======== PAGE TEXT ========

Figure 8 is a timing chart showing on and off timings for a draft device, a spinning nozzle, and a yarn picking-up nozzle according to a third embodiment.
Figure 9 is a side sectional view showing another example of a spinning device according to a fourth embodiment.
Figure 10 is side sectional view showing yet another example of a spinning device according to the fourth embodiment.
Figure 11 is a timing chart showing on and off timings for a draft device, a spinning nozzle, and a yarn picking-up nozzle which are provided on a suction error according to a fifth embodiment.
Figure 12 is a timing chart showing on and off timings for a draft device, a spinning nozzle, and a yarn picking-up nozzle which are used during a normal suction according to the fifth embodiment.
Figure 13 is a timing chart showing on and off timings for the draft device, the spinning nozzle, the yarn picking-up nozzle, opening and closing operations of a hollow guide shaft, and a nozzle shower according to the fifth embodiment.
Figure 14 is a schematic explanatory drawing showing a conventional piecing type spinning machine.

Detailed Description of the Preferred Embodiments

A first embodiment of the present invention will be described with reference to the accompanying drawings.
As shown in Figure 4, a spinning machine 1 comprises a large number of spinning units 2 installed in a line, a yarn joining device (yarn joining cart) 3 provided between the spinning units 2 for free running, a blower box 4, and a prime mover box 5.
As shown in Figures 5 and 6, each of the spinning units 2 is provided in a casing of a main body of the spinning machine 1 and comprises a draft device D provided near an upper end of the casing, a spinning device S provided downstream of the draft device D for spinning a fiber bundle 6 transferred from the draft device D, a yarn feeding device 7 provided downstream of the spinning device S for feeding a spun yarn Y, and a winding device W provided downstream of the yarn feeding device 7 for winding the spun yarn Y.
As shown in Figure 6, the draft device D draws a sliver 8 comprised of untwisted short fibers to form the fiber bundle 6 and is comprised of four pairs of rollers, namely, back rollers 9, third rollers 10, middle rollers 12 around which an apron belt 11 is installed, and front rollers 13.
As shown in Figure 1, the spinning device S comprises a spinning nozzle section which includes spinning nozzles 14 for blowing whirling air currents against the fiber bundle 6 while passing therethrough the fiber bundle 6 transferred from the front rollers 13, and a hollow guide shaft (hollow spindle) 15 provided opposite to the spinning nozzles 14 for applying a true twist to the fiber bundle 6 ejected from the spinning nozzles 14.
The spinning device S has a needle holder 18 having a guide hole 16 for introducing the drafted fiber bundle 6 and holding a needle 17 on a channel for the fiber bundle 6 ejected from the guide hole 16, and a whirling current generation section 20 provided in tight contact with the needle holder 18 downstream thereof in a fashion covering a tip portion 19 of the hollow guide shaft 15, which will be described below, at a predetermined interval and generating a whirling current near the tip of the hollow guide shaft 15.

======== DATA SECTION ========

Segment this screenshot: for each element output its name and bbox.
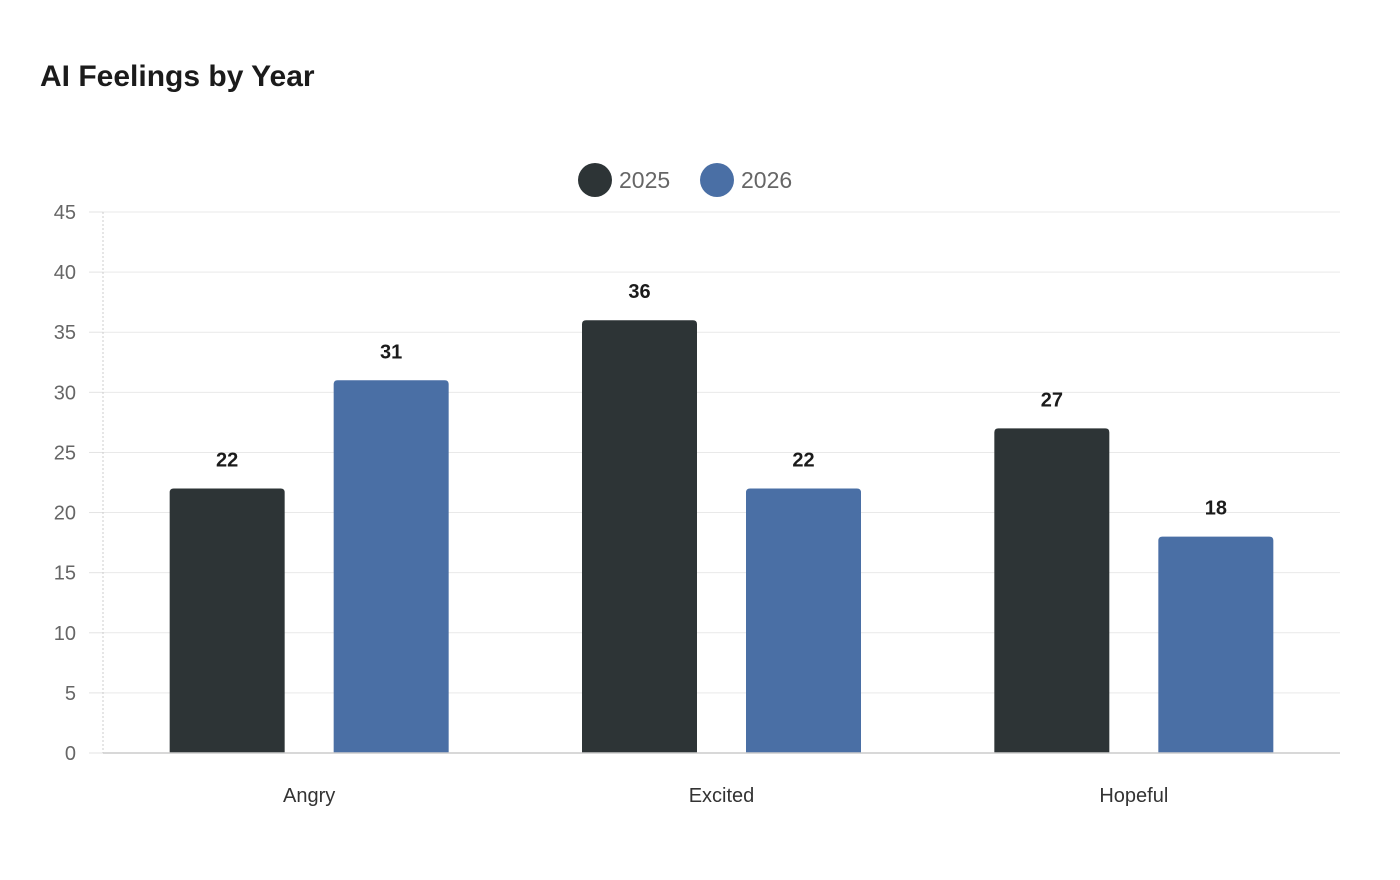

========

• REQUIRED ACTIONS
a. Say whether each statement below agrees with the spinning machine text, answering yes or no and quoting the words of the text that decide it: (i) the draft device D is made up of four pairs of rollers; (ii) the yarn feeding device 7 is placed upstream of the spinning device S; (iii) Figure 14 shows a conventional piecing type spinning machine.
b. Extend the spinning machine text with new sentences that follow on from its last sentence.

• RESULTS IN ORDER
a.
(i) Yes: "is comprised of four pairs of rollers"
(ii) No: "a yarn feeding device 7 provided downstream of the spinning device S"
(iii) Yes: "Figure 14 is a schematic explanatory drawing showing a conventional piecing type spinning machine."

b.
The whirling current generation section 20 is formed to be cylindrical so as to be assembled with the needle holder 18 concentrically therewith. The whirling current generation section 20 has a spinning chamber 21 formed inside for blowing a whirling current against the fiber bundle 6 transferred from the needle holder 18, wherein the tip portion 19 of the hollow guide shaft 15 is concentrically accommodated in the spinning chamber 21.
In addition, the whirling current generation section 20 has a plurality of spinning nozzles (first whirling nozzle holes) 14 formed therein for generating a whirling current in the spinning chamber 21 (near an inlet of the hollow guide shaft 15). The spinning nozzles 14 are holes of a small diameter each extending from a radial exterior of the whirling current generation section 20 to an interior of the spinning chamber 21. The spinning nozzles 14 are each formed on a tangent of the spinning chamber 21 so as to allow air to flow along an inner periphery of the whirling current generation section 20, for example, in a left-hand direction in a top view relative to a yarn running direction (counterclockwise) A, and are inclined downstream in a direction in which the fiber bundle 6 is transferred. The direction A of whirling currents from the spinning nozzles 14 depends on the direction of twisting applied to the yarn Y.
The hollow guide shaft 15 has its tip portion 19 formed into a tapered cylinder and has an opening 22 formed at a tip thereof so as to face the needle. 17.
In addition, a spun-yarn passage 23 formed on an axis of the hollow guide shaft 15 is formed in such a manner as to broaden toward a yarn ejection side.
Specifically, the spun-yarn passage 23 being formed as a hole is formed in such a manner that its diameter increases sequentially and comprises a small-diameter introduction section (hole) 24 extending from the opening 22 toward the ejection side by a predetermined length, a first extended-diameter section (hole) 25 provided downstream of the introduction section 24 and having a larger diameter than the introduction section 24 in such a way as to form a stage, a second extended-diameter section (hole) 26 smoothly connected to the first extended-diameter section 25 downstream thereof and the diameter of which gradually increases in a tapered manner, and a third extended-diameter section (hole) 27 provided downstream of the second extended-diameter section 26 and having a larger diameter than the second extended-diameter section 26 in such a way as to form a stage. The third extended-diameter section 27 has an ejection port 28 formed at an ejection-side end thereof. The hollow guide shaft 15 is preferably not rotatable but may be rotatable.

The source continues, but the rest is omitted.